→ **Required work**: Pictures excluded, retype the lines from the one containing "Type out the text in this image." through the last line of the data below, both included.

━━━ Supplied data

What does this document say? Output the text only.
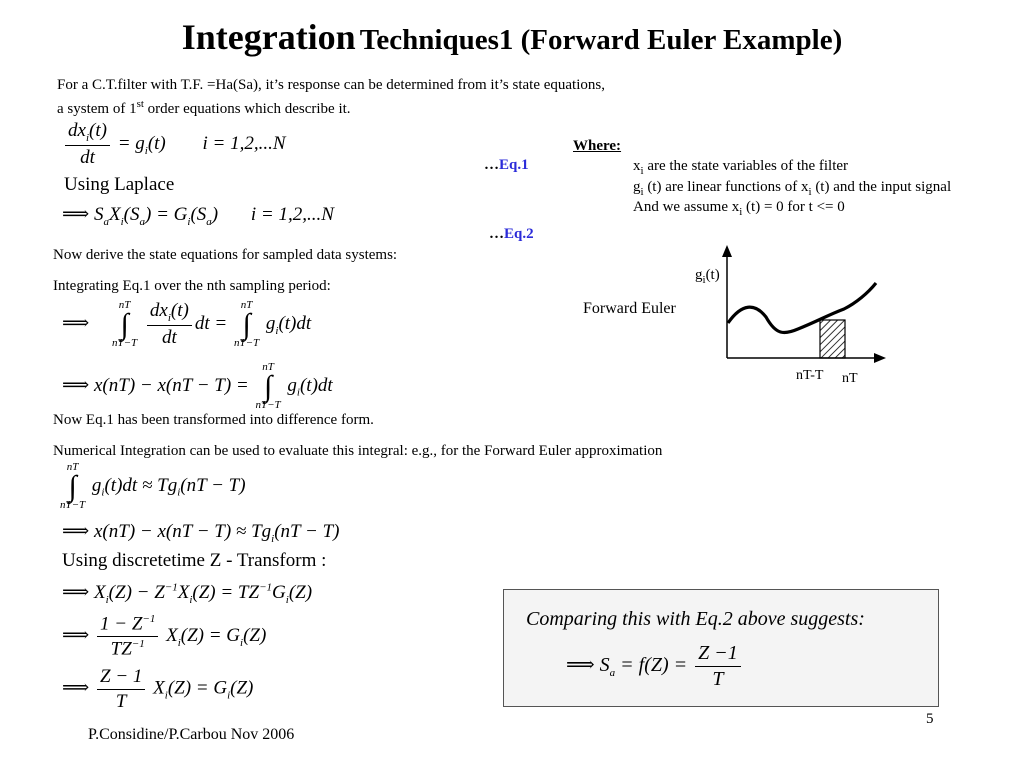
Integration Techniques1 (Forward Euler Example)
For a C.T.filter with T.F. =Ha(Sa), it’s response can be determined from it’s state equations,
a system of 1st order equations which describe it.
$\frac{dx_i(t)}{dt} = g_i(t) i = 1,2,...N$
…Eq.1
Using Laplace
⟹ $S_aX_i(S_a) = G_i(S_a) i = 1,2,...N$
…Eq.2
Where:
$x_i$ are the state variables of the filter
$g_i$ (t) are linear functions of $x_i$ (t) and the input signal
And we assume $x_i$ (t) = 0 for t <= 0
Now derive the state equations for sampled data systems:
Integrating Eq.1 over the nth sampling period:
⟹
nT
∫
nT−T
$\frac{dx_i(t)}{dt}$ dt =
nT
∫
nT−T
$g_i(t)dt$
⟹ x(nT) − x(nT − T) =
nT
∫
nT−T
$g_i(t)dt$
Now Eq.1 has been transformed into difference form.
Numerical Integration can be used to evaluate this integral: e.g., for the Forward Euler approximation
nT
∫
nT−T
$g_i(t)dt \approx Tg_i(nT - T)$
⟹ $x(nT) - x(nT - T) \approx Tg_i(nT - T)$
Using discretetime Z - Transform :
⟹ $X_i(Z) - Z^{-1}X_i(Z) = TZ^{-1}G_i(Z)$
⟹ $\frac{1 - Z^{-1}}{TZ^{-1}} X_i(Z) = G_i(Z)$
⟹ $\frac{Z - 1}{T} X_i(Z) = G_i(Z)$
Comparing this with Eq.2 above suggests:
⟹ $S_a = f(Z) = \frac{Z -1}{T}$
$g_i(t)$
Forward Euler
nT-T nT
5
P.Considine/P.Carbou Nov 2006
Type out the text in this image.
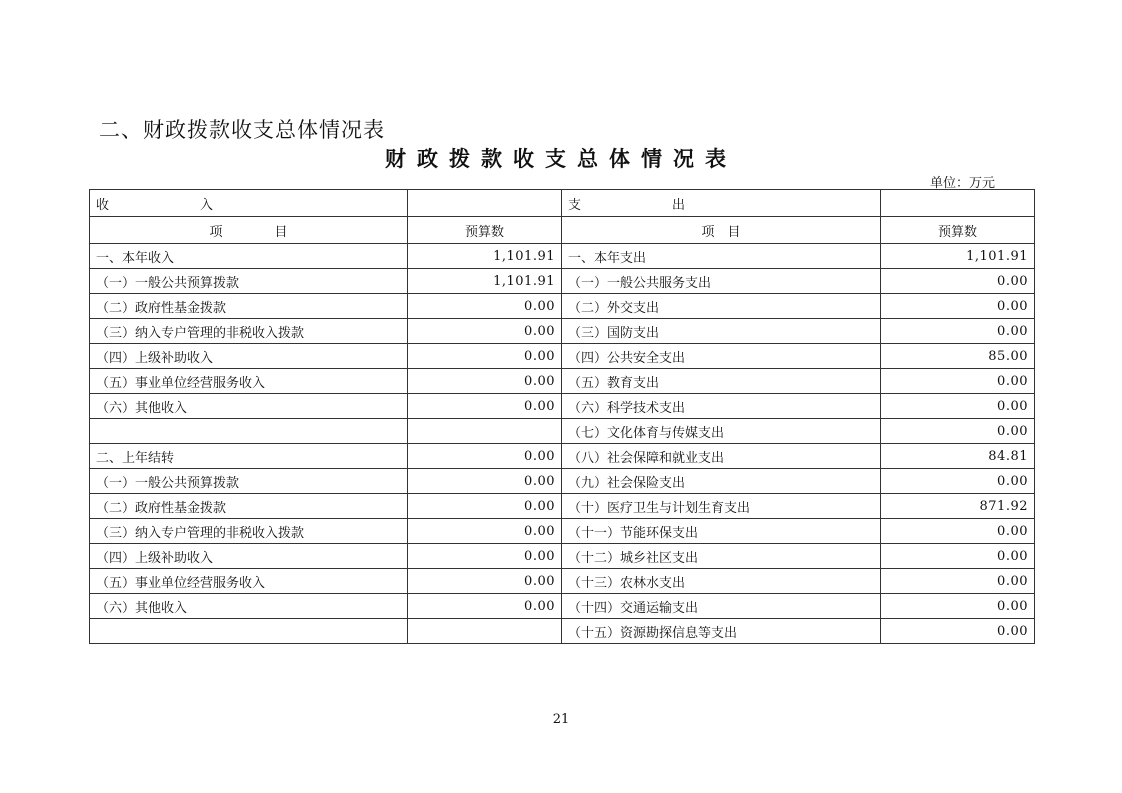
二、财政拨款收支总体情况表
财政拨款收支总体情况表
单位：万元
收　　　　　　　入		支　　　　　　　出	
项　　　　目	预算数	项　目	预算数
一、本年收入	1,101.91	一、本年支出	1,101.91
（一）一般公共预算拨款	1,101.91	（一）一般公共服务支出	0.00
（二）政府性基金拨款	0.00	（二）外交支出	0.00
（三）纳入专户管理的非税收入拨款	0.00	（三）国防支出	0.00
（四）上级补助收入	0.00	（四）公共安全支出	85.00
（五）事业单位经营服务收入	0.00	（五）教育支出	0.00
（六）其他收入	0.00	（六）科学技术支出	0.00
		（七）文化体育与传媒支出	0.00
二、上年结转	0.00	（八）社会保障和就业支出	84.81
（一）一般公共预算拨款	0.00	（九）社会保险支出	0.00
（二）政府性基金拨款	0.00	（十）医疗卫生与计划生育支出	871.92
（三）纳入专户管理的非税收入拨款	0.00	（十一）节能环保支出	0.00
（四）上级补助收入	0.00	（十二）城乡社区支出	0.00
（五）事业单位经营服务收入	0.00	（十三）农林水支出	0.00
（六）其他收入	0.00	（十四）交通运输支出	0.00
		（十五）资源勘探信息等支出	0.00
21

━━━━━━

→ **Solution for this problem**:
Type out the text in this image.
二、财政拨款收支总体情况表
财政拨款收支总体情况表
单位：万元
收　　　　　　　入		支　　　　　　　出	
项　　　　目	预算数	项　目	预算数
一、本年收入	1,101.91	一、本年支出	1,101.91
（一）一般公共预算拨款	1,101.91	（一）一般公共服务支出	0.00
（二）政府性基金拨款	0.00	（二）外交支出	0.00
（三）纳入专户管理的非税收入拨款	0.00	（三）国防支出	0.00
（四）上级补助收入	0.00	（四）公共安全支出	85.00
（五）事业单位经营服务收入	0.00	（五）教育支出	0.00
（六）其他收入	0.00	（六）科学技术支出	0.00
		（七）文化体育与传媒支出	0.00
二、上年结转	0.00	（八）社会保障和就业支出	84.81
（一）一般公共预算拨款	0.00	（九）社会保险支出	0.00
（二）政府性基金拨款	0.00	（十）医疗卫生与计划生育支出	871.92
（三）纳入专户管理的非税收入拨款	0.00	（十一）节能环保支出	0.00
（四）上级补助收入	0.00	（十二）城乡社区支出	0.00
（五）事业单位经营服务收入	0.00	（十三）农林水支出	0.00
（六）其他收入	0.00	（十四）交通运输支出	0.00
		（十五）资源勘探信息等支出	0.00
21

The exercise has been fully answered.